## TASK TO COMPLETE
Where a line holds the word "labels", copy that line.

Figure record extracts:
::::
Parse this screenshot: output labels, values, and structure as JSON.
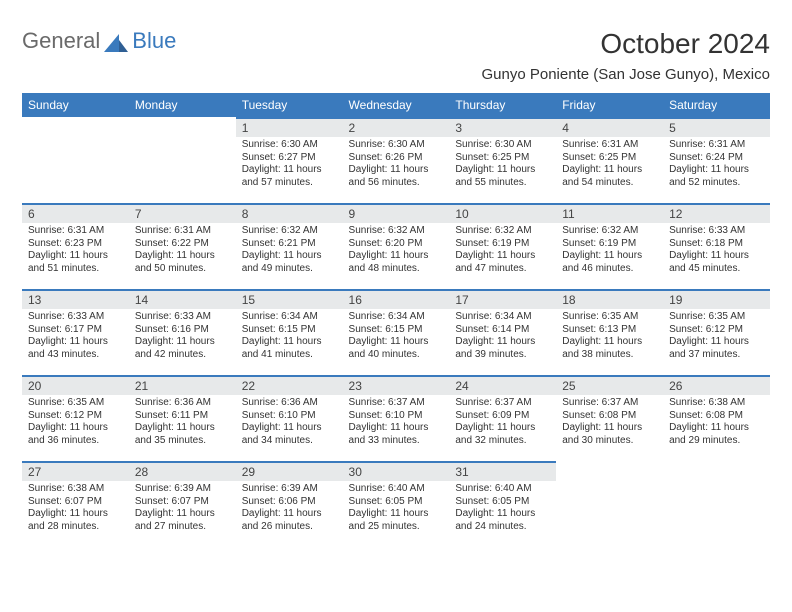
{
  "logo": {
    "general": "General",
    "blue": "Blue"
  },
  "title": "October 2024",
  "location": "Gunyo Poniente (San Jose Gunyo), Mexico",
  "colors": {
    "accent": "#3a7abd",
    "header_text": "#ffffff",
    "daybar_bg": "#e7e9ea",
    "body_text": "#333333",
    "logo_gray": "#6a6a6a"
  },
  "day_headers": [
    "Sunday",
    "Monday",
    "Tuesday",
    "Wednesday",
    "Thursday",
    "Friday",
    "Saturday"
  ],
  "weeks": [
    [
      {
        "blank": true
      },
      {
        "blank": true
      },
      {
        "n": "1",
        "sr": "6:30 AM",
        "ss": "6:27 PM",
        "dl": "11 hours and 57 minutes."
      },
      {
        "n": "2",
        "sr": "6:30 AM",
        "ss": "6:26 PM",
        "dl": "11 hours and 56 minutes."
      },
      {
        "n": "3",
        "sr": "6:30 AM",
        "ss": "6:25 PM",
        "dl": "11 hours and 55 minutes."
      },
      {
        "n": "4",
        "sr": "6:31 AM",
        "ss": "6:25 PM",
        "dl": "11 hours and 54 minutes."
      },
      {
        "n": "5",
        "sr": "6:31 AM",
        "ss": "6:24 PM",
        "dl": "11 hours and 52 minutes."
      }
    ],
    [
      {
        "n": "6",
        "sr": "6:31 AM",
        "ss": "6:23 PM",
        "dl": "11 hours and 51 minutes."
      },
      {
        "n": "7",
        "sr": "6:31 AM",
        "ss": "6:22 PM",
        "dl": "11 hours and 50 minutes."
      },
      {
        "n": "8",
        "sr": "6:32 AM",
        "ss": "6:21 PM",
        "dl": "11 hours and 49 minutes."
      },
      {
        "n": "9",
        "sr": "6:32 AM",
        "ss": "6:20 PM",
        "dl": "11 hours and 48 minutes."
      },
      {
        "n": "10",
        "sr": "6:32 AM",
        "ss": "6:19 PM",
        "dl": "11 hours and 47 minutes."
      },
      {
        "n": "11",
        "sr": "6:32 AM",
        "ss": "6:19 PM",
        "dl": "11 hours and 46 minutes."
      },
      {
        "n": "12",
        "sr": "6:33 AM",
        "ss": "6:18 PM",
        "dl": "11 hours and 45 minutes."
      }
    ],
    [
      {
        "n": "13",
        "sr": "6:33 AM",
        "ss": "6:17 PM",
        "dl": "11 hours and 43 minutes."
      },
      {
        "n": "14",
        "sr": "6:33 AM",
        "ss": "6:16 PM",
        "dl": "11 hours and 42 minutes."
      },
      {
        "n": "15",
        "sr": "6:34 AM",
        "ss": "6:15 PM",
        "dl": "11 hours and 41 minutes."
      },
      {
        "n": "16",
        "sr": "6:34 AM",
        "ss": "6:15 PM",
        "dl": "11 hours and 40 minutes."
      },
      {
        "n": "17",
        "sr": "6:34 AM",
        "ss": "6:14 PM",
        "dl": "11 hours and 39 minutes."
      },
      {
        "n": "18",
        "sr": "6:35 AM",
        "ss": "6:13 PM",
        "dl": "11 hours and 38 minutes."
      },
      {
        "n": "19",
        "sr": "6:35 AM",
        "ss": "6:12 PM",
        "dl": "11 hours and 37 minutes."
      }
    ],
    [
      {
        "n": "20",
        "sr": "6:35 AM",
        "ss": "6:12 PM",
        "dl": "11 hours and 36 minutes."
      },
      {
        "n": "21",
        "sr": "6:36 AM",
        "ss": "6:11 PM",
        "dl": "11 hours and 35 minutes."
      },
      {
        "n": "22",
        "sr": "6:36 AM",
        "ss": "6:10 PM",
        "dl": "11 hours and 34 minutes."
      },
      {
        "n": "23",
        "sr": "6:37 AM",
        "ss": "6:10 PM",
        "dl": "11 hours and 33 minutes."
      },
      {
        "n": "24",
        "sr": "6:37 AM",
        "ss": "6:09 PM",
        "dl": "11 hours and 32 minutes."
      },
      {
        "n": "25",
        "sr": "6:37 AM",
        "ss": "6:08 PM",
        "dl": "11 hours and 30 minutes."
      },
      {
        "n": "26",
        "sr": "6:38 AM",
        "ss": "6:08 PM",
        "dl": "11 hours and 29 minutes."
      }
    ],
    [
      {
        "n": "27",
        "sr": "6:38 AM",
        "ss": "6:07 PM",
        "dl": "11 hours and 28 minutes."
      },
      {
        "n": "28",
        "sr": "6:39 AM",
        "ss": "6:07 PM",
        "dl": "11 hours and 27 minutes."
      },
      {
        "n": "29",
        "sr": "6:39 AM",
        "ss": "6:06 PM",
        "dl": "11 hours and 26 minutes."
      },
      {
        "n": "30",
        "sr": "6:40 AM",
        "ss": "6:05 PM",
        "dl": "11 hours and 25 minutes."
      },
      {
        "n": "31",
        "sr": "6:40 AM",
        "ss": "6:05 PM",
        "dl": "11 hours and 24 minutes."
      },
      {
        "blank": true
      },
      {
        "blank": true
      }
    ]
  ],
  "labels": {
    "sunrise_prefix": "Sunrise: ",
    "sunset_prefix": "Sunset: ",
    "daylight_prefix": "Daylight: "
  }
}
::::
## RESPONSE TO THIS TASK
Parse this screenshot: output labels, values, and structure as JSON.
  "labels": {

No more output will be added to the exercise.